Short problem: Reproduce the material in full, unchanged.
Start Entries shown
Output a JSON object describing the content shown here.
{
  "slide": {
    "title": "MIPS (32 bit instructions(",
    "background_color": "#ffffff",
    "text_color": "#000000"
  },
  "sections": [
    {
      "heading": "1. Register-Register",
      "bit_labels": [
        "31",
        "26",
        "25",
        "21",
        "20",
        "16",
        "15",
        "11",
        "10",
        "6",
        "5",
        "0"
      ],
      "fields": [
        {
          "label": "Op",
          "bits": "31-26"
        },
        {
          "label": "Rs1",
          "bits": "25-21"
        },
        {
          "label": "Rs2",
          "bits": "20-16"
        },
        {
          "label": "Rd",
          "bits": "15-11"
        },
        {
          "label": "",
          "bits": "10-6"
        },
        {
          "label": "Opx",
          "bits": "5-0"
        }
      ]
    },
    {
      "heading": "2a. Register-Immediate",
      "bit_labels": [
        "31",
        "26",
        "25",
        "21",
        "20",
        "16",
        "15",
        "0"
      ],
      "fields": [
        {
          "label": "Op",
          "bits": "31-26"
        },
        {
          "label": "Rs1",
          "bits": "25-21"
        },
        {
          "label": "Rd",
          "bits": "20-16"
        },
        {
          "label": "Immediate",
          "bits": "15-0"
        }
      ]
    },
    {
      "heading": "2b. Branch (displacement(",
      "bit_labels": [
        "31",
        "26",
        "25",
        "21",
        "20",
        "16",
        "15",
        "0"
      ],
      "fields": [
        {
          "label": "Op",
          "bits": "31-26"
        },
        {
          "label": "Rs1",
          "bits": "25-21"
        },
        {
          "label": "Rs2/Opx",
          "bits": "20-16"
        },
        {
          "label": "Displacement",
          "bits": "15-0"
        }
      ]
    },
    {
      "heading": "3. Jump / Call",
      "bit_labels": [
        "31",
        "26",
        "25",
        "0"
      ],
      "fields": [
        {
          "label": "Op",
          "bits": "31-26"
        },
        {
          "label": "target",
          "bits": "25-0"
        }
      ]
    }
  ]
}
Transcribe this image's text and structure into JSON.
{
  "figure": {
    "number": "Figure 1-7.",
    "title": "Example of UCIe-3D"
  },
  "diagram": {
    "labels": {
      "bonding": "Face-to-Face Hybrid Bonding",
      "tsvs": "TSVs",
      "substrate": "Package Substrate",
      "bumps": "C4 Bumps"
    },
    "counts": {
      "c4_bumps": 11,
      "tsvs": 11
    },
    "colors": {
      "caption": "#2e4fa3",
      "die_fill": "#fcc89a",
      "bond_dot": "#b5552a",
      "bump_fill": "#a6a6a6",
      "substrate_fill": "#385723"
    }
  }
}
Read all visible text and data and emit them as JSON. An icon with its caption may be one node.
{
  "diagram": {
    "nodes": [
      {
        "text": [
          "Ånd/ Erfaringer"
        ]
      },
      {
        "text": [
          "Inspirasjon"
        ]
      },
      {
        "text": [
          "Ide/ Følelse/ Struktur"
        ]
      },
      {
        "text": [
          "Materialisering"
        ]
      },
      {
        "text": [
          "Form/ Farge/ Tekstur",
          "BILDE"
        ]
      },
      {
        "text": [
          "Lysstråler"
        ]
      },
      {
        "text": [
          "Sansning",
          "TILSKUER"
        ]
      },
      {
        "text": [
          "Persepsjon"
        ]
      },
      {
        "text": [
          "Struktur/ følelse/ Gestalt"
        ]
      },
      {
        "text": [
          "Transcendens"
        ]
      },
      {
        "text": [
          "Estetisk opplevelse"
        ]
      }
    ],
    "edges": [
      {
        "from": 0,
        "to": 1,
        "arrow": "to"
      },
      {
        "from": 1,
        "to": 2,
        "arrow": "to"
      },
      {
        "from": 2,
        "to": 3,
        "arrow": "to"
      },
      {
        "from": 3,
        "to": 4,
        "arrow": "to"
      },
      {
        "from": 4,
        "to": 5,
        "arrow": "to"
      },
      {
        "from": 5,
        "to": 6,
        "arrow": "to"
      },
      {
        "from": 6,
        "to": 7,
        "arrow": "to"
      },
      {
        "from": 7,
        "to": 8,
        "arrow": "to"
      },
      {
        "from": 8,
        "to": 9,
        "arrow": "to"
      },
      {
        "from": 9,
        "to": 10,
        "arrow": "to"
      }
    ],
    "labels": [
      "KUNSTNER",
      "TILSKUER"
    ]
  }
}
End Entries shown
Exercise response:
Output a JSON object describing the content shown here.
{
  "slide": {
    "title": "MIPS (32 bit instructions(",
    "background_color": "#ffffff",
    "text_color": "#000000"
  },
  "sections": [
    {
      "heading": "1. Register-Register",
      "bit_labels": [
        "31",
        "26",
        "25",
        "21",
        "20",
        "16",
        "15",
        "11",
        "10",
        "6",
        "5",
        "0"
      ],
      "fields": [
        {
          "label": "Op",
          "bits": "31-26"
        },
        {
          "label": "Rs1",
          "bits": "25-21"
        },
        {
          "label": "Rs2",
          "bits": "20-16"
        },
        {
          "label": "Rd",
          "bits": "15-11"
        },
        {
          "label": "",
          "bits": "10-6"
        },
        {
          "label": "Opx",
          "bits": "5-0"
        }
      ]
    },
    {
      "heading": "2a. Register-Immediate",
      "bit_labels": [
        "31",
        "26",
        "25",
        "21",
        "20",
        "16",
        "15",
        "0"
      ],
      "fields": [
        {
          "label": "Op",
          "bits": "31-26"
        },
        {
          "label": "Rs1",
          "bits": "25-21"
        },
        {
          "label": "Rd",
          "bits": "20-16"
        },
        {
          "label": "Immediate",
          "bits": "15-0"
        }
      ]
    },
    {
      "heading": "2b. Branch (displacement(",
      "bit_labels": [
        "31",
        "26",
        "25",
        "21",
        "20",
        "16",
        "15",
        "0"
      ],
      "fields": [
        {
          "label": "Op",
          "bits": "31-26"
        },
        {
          "label": "Rs1",
          "bits": "25-21"
        },
        {
          "label": "Rs2/Opx",
          "bits": "20-16"
        },
        {
          "label": "Displacement",
          "bits": "15-0"
        }
      ]
    },
    {
      "heading": "3. Jump / Call",
      "bit_labels": [
        "31",
        "26",
        "25",
        "0"
      ],
      "fields": [
        {
          "label": "Op",
          "bits": "31-26"
        },
        {
          "label": "target",
          "bits": "25-0"
        }
      ]
    }
  ]
}
Transcribe this image's text and structure into JSON.
{
  "figure": {
    "number": "Figure 1-7.",
    "title": "Example of UCIe-3D"
  },
  "diagram": {
    "labels": {
      "bonding": "Face-to-Face Hybrid Bonding",
      "tsvs": "TSVs",
      "substrate": "Package Substrate",
      "bumps": "C4 Bumps"
    },
    "counts": {
      "c4_bumps": 11,
      "tsvs": 11
    },
    "colors": {
      "caption": "#2e4fa3",
      "die_fill": "#fcc89a",
      "bond_dot": "#b5552a",
      "bump_fill": "#a6a6a6",
      "substrate_fill": "#385723"
    }
  }
}
Read all visible text and data and emit them as JSON. An icon with its caption may be one node.
{
  "diagram": {
    "nodes": [
      {
        "text": [
          "Ånd/ Erfaringer"
        ]
      },
      {
        "text": [
          "Inspirasjon"
        ]
      },
      {
        "text": [
          "Ide/ Følelse/ Struktur"
        ]
      },
      {
        "text": [
          "Materialisering"
        ]
      },
      {
        "text": [
          "Form/ Farge/ Tekstur",
          "BILDE"
        ]
      },
      {
        "text": [
          "Lysstråler"
        ]
      },
      {
        "text": [
          "Sansning",
          "TILSKUER"
        ]
      },
      {
        "text": [
          "Persepsjon"
        ]
      },
      {
        "text": [
          "Struktur/ følelse/ Gestalt"
        ]
      },
      {
        "text": [
          "Transcendens"
        ]
      },
      {
        "text": [
          "Estetisk opplevelse"
        ]
      }
    ],
    "edges": [
      {
        "from": 0,
        "to": 1,
        "arrow": "to"
      },
      {
        "from": 1,
        "to": 2,
        "arrow": "to"
      },
      {
        "from": 2,
        "to": 3,
        "arrow": "to"
      },
      {
        "from": 3,
        "to": 4,
        "arrow": "to"
      },
      {
        "from": 4,
        "to": 5,
        "arrow": "to"
      },
      {
        "from": 5,
        "to": 6,
        "arrow": "to"
      },
      {
        "from": 6,
        "to": 7,
        "arrow": "to"
      },
      {
        "from": 7,
        "to": 8,
        "arrow": "to"
      },
      {
        "from": 8,
        "to": 9,
        "arrow": "to"
      },
      {
        "from": 9,
        "to": 10,
        "arrow": "to"
      }
    ],
    "labels": [
      "KUNSTNER",
      "TILSKUER"
    ]
  }
}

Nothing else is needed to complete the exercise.